(Data entries)
»»

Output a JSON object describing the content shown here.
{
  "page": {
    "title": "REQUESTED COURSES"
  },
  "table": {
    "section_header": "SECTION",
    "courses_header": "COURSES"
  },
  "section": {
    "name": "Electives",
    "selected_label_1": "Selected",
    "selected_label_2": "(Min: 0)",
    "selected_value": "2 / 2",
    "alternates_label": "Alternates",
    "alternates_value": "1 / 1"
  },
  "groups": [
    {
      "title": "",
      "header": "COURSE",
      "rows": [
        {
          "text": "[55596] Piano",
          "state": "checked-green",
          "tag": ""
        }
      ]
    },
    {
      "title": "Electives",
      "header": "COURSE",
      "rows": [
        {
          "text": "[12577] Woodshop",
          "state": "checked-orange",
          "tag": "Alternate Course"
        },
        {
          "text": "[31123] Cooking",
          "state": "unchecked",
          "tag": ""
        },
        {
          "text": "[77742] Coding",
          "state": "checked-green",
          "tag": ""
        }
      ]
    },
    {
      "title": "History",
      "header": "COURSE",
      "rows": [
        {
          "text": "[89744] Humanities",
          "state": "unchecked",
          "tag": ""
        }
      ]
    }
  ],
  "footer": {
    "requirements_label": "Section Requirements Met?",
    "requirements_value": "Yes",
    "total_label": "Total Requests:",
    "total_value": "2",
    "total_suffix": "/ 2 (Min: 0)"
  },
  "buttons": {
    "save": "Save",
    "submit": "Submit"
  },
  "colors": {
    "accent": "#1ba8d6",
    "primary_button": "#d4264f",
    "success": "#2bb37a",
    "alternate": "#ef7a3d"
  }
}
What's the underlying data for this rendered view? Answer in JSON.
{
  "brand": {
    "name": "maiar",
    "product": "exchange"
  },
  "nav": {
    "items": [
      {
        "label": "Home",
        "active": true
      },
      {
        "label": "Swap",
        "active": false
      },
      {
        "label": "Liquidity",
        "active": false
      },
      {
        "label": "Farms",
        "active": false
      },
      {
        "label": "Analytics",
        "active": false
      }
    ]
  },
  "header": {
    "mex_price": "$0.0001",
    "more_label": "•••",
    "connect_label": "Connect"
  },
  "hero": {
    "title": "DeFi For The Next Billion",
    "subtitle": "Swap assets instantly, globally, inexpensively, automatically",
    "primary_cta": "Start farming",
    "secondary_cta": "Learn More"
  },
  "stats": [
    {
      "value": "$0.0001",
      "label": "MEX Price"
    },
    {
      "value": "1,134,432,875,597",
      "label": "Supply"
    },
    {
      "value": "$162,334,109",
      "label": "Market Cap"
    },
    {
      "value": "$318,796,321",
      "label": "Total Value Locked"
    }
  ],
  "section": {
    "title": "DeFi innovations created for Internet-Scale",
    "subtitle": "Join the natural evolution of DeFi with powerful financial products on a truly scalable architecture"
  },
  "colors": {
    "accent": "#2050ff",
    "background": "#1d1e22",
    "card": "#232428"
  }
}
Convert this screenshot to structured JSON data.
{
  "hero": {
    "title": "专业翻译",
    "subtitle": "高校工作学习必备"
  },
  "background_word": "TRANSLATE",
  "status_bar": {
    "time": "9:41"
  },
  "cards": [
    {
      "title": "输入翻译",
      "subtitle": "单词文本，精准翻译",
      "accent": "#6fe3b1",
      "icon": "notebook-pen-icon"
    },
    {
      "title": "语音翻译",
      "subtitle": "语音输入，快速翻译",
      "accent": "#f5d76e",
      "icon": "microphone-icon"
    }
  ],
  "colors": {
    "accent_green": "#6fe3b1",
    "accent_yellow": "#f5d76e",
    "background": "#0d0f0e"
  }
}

««

__EXERCISE REQUIREMENTS__. Find each line holding the word "this" and copy it.

__WRITTEN ANSWER__.
What's the underlying data for this rendered view? Answer in JSON.
Convert this screenshot to structured JSON data.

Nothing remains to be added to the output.